• **PROBLEM TO WORK ON**
Only the lines from the one containing "What text is on this page?" through the end of the material are to be echoed, each exactly as it appears.

• **ENTRIES**
※ ※ ※

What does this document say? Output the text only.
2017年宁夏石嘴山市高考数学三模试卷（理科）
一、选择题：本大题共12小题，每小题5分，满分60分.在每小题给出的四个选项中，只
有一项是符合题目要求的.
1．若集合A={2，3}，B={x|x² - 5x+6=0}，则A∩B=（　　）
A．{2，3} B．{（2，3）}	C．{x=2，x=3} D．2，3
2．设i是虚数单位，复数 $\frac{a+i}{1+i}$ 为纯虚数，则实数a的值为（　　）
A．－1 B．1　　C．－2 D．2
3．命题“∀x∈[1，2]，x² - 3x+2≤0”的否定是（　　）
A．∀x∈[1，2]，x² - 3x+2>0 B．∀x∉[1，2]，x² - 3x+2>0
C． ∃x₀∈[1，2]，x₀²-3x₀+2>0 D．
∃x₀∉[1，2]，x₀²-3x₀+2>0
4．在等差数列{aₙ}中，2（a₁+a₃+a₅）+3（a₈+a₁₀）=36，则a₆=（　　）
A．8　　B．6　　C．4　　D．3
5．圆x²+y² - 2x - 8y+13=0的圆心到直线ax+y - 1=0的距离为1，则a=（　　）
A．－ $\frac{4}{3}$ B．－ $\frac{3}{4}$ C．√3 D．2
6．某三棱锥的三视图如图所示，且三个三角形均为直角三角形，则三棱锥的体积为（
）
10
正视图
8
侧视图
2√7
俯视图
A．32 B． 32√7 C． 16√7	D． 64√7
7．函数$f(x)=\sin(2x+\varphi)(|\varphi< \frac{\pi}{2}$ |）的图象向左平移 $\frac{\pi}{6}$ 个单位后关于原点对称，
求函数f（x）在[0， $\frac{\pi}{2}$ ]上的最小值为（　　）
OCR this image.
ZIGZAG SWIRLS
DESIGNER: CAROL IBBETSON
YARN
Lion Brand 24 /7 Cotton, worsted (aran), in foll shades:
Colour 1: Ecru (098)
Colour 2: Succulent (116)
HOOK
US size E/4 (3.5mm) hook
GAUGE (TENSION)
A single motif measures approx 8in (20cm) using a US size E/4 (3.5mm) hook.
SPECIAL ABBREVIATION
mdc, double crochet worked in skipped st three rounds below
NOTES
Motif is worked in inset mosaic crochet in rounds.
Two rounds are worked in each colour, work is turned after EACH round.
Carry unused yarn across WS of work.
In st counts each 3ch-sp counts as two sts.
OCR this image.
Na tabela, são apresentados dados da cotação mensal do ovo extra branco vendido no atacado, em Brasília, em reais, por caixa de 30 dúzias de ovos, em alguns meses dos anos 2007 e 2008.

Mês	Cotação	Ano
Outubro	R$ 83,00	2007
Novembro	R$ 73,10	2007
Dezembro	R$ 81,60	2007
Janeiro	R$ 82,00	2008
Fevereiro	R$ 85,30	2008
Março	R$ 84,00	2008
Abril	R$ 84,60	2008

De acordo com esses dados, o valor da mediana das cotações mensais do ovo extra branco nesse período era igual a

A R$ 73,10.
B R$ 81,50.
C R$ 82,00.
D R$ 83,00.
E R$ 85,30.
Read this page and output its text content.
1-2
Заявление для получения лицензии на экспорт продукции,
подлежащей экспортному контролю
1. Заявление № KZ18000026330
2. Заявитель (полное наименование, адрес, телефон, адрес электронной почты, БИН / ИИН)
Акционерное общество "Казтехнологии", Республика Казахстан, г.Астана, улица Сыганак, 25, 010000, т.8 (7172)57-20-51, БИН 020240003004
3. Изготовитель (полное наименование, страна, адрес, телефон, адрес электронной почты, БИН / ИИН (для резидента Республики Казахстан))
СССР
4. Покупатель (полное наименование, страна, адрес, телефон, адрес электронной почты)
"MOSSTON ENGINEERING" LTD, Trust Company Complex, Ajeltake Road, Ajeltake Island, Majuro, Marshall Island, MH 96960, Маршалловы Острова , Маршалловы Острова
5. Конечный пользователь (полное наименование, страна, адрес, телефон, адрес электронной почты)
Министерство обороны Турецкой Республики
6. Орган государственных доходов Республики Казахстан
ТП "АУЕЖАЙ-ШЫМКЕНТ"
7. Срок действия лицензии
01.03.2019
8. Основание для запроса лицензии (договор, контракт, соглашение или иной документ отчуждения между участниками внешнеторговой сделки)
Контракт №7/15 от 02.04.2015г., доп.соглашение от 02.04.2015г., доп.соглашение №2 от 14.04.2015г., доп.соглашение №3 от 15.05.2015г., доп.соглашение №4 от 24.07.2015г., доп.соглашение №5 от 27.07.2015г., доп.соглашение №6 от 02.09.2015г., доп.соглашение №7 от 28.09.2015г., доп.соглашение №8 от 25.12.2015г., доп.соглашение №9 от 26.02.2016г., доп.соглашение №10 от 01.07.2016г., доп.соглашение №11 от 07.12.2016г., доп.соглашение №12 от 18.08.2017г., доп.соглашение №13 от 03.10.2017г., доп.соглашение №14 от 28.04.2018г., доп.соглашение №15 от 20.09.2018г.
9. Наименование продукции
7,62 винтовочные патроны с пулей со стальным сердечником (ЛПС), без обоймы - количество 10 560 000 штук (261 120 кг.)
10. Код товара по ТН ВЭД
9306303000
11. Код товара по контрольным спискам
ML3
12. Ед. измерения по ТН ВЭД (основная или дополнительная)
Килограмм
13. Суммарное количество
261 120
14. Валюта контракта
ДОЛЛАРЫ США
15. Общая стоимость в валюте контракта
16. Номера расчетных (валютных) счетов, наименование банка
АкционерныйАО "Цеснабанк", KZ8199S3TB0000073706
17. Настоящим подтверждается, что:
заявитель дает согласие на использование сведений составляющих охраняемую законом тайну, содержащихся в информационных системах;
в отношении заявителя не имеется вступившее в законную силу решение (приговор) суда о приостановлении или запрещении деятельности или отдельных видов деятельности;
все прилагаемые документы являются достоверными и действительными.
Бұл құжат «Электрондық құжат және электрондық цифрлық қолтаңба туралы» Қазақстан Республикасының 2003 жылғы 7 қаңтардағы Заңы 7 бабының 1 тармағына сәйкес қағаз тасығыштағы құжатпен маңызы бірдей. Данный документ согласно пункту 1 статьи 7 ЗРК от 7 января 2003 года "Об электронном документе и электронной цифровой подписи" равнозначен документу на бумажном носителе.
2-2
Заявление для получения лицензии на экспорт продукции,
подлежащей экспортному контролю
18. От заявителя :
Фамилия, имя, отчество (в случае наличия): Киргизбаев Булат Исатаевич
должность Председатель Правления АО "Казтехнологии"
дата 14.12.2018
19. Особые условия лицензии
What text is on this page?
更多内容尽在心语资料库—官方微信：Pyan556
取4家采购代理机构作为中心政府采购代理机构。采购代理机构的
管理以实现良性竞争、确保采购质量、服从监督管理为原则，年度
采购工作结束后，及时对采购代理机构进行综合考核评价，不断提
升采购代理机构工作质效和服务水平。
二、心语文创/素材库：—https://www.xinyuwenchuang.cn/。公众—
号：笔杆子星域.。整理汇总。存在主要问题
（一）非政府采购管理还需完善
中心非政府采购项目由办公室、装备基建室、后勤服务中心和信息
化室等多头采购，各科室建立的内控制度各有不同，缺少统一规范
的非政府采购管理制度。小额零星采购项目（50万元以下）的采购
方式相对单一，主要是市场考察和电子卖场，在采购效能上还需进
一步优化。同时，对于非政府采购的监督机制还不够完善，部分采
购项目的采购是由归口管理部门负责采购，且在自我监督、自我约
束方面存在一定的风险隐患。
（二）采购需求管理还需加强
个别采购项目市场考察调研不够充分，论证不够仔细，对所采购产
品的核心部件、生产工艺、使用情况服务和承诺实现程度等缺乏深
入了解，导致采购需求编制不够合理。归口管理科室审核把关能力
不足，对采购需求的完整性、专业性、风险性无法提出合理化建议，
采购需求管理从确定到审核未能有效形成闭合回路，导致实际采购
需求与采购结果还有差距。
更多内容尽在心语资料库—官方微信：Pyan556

※ ※ ※

• **FULL RESPONSE**
What text is on this page?
更多内容尽在心语资料库—官方微信：Pyan556
取4家采购代理机构作为中心政府采购代理机构。采购代理机构的
管理以实现良性竞争、确保采购质量、服从监督管理为原则，年度
采购工作结束后，及时对采购代理机构进行综合考核评价，不断提
升采购代理机构工作质效和服务水平。
二、心语文创/素材库：—https://www.xinyuwenchuang.cn/。公众—
号：笔杆子星域.。整理汇总。存在主要问题
（一）非政府采购管理还需完善
中心非政府采购项目由办公室、装备基建室、后勤服务中心和信息
化室等多头采购，各科室建立的内控制度各有不同，缺少统一规范
的非政府采购管理制度。小额零星采购项目（50万元以下）的采购
方式相对单一，主要是市场考察和电子卖场，在采购效能上还需进
一步优化。同时，对于非政府采购的监督机制还不够完善，部分采
购项目的采购是由归口管理部门负责采购，且在自我监督、自我约
束方面存在一定的风险隐患。
（二）采购需求管理还需加强
个别采购项目市场考察调研不够充分，论证不够仔细，对所采购产
品的核心部件、生产工艺、使用情况服务和承诺实现程度等缺乏深
入了解，导致采购需求编制不够合理。归口管理科室审核把关能力
不足，对采购需求的完整性、专业性、风险性无法提出合理化建议，
采购需求管理从确定到审核未能有效形成闭合回路，导致实际采购
需求与采购结果还有差距。
更多内容尽在心语资料库—官方微信：Pyan556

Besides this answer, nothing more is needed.